→ PROBLEM DETAILS: Rewrite the records from the first line through the line containing "listing-meta: -rw------- 1 dartz dartz 12288", inclusive, substituting "shell-icon" for "terminal-icon" and leaving everything else unchanged.

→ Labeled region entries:

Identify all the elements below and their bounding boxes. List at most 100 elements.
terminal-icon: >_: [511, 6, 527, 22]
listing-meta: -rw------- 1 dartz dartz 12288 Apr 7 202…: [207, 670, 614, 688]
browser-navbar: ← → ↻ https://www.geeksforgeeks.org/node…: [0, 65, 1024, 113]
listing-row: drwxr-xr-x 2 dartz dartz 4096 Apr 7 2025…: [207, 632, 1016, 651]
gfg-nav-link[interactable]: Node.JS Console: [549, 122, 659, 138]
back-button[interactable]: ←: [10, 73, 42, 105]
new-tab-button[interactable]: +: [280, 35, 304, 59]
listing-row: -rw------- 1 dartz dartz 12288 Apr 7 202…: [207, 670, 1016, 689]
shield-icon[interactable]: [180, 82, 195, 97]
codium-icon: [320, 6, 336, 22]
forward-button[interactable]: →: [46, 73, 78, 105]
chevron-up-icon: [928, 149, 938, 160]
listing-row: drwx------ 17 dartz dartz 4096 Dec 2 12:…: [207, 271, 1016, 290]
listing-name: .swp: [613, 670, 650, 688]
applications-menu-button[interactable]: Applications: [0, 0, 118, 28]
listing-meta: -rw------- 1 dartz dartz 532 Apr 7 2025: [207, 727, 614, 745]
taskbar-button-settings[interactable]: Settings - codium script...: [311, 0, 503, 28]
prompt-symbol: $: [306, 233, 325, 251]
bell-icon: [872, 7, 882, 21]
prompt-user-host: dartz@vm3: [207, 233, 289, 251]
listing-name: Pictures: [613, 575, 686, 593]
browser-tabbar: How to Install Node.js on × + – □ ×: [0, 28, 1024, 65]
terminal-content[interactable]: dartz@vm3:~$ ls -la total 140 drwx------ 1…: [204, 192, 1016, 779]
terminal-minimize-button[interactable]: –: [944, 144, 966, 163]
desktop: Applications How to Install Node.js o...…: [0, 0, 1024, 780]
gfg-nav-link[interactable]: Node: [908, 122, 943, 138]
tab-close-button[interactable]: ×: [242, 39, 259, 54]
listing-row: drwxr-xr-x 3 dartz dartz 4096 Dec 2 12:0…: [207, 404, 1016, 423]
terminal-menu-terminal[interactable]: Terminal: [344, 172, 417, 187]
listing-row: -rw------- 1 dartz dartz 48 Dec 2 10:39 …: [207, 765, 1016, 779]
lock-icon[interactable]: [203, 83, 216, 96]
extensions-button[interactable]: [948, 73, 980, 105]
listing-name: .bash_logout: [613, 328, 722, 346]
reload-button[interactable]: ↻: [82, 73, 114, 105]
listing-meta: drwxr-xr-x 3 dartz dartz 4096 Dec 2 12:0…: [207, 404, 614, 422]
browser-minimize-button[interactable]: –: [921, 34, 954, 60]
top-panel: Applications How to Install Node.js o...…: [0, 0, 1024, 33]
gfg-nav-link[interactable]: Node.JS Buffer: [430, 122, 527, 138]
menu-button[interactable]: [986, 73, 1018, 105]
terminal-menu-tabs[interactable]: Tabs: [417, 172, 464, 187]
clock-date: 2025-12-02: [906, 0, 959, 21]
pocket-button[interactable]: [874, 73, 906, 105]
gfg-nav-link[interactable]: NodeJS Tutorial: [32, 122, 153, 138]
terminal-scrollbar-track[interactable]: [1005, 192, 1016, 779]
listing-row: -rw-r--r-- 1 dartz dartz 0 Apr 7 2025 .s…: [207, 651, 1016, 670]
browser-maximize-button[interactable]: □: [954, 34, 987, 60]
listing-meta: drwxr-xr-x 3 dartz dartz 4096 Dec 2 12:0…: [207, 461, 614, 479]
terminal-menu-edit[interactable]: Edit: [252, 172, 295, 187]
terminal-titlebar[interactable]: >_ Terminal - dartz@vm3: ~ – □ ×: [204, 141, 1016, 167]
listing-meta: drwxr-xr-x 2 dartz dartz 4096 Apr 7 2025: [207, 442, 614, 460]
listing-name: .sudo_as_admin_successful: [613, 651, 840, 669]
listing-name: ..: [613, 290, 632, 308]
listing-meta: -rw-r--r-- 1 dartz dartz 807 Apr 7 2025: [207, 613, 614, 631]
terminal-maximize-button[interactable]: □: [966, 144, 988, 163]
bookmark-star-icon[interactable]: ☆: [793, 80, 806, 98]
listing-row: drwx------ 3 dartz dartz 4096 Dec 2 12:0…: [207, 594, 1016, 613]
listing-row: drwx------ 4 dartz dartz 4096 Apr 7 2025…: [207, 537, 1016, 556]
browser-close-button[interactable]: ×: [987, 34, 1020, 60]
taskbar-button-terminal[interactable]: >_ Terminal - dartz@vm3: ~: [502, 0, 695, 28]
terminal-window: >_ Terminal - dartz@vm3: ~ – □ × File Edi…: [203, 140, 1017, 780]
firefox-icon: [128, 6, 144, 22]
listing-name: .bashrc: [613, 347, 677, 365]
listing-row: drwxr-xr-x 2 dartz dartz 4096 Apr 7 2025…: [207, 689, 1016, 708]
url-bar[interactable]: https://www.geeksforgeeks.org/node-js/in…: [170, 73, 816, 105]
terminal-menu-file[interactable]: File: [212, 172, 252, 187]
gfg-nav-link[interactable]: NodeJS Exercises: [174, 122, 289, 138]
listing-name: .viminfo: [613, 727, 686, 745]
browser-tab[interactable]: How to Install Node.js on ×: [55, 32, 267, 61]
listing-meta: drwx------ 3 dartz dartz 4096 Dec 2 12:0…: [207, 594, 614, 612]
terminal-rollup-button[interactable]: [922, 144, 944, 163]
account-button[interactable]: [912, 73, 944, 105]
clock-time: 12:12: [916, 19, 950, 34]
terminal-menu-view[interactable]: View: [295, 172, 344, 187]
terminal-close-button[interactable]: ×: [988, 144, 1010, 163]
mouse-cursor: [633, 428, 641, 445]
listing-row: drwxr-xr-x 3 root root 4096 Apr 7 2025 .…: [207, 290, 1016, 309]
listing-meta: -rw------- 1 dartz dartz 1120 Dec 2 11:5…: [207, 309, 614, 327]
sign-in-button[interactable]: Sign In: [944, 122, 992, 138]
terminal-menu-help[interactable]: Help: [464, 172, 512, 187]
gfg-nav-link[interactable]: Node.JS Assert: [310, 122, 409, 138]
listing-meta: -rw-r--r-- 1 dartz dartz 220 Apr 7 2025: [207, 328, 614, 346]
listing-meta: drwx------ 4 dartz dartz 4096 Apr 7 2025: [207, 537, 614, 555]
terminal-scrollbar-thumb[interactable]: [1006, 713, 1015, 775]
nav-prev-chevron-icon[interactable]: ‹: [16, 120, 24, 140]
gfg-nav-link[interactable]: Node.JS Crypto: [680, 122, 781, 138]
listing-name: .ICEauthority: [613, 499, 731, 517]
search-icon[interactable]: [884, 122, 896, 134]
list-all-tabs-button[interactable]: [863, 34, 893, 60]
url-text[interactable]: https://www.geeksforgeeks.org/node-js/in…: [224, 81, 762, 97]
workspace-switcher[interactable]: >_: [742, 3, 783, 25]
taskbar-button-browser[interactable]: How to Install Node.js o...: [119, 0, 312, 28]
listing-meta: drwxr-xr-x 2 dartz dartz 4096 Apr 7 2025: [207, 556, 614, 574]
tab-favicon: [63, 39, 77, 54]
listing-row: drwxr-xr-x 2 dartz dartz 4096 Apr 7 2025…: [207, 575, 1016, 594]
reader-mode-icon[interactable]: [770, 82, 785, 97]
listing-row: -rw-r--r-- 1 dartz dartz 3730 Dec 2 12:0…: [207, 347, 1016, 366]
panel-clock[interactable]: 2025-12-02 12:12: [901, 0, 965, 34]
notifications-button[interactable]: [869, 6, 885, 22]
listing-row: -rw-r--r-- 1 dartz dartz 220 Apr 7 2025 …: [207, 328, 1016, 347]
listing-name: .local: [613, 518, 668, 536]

→ EXPECTED OUTPUT:
Identify all the elements below and their bounding boxes. List at most 100 elements.
shell-icon: >_: [511, 6, 527, 22]
listing-meta: -rw------- 1 dartz dartz 12288 Apr 7 202…: [207, 670, 614, 688]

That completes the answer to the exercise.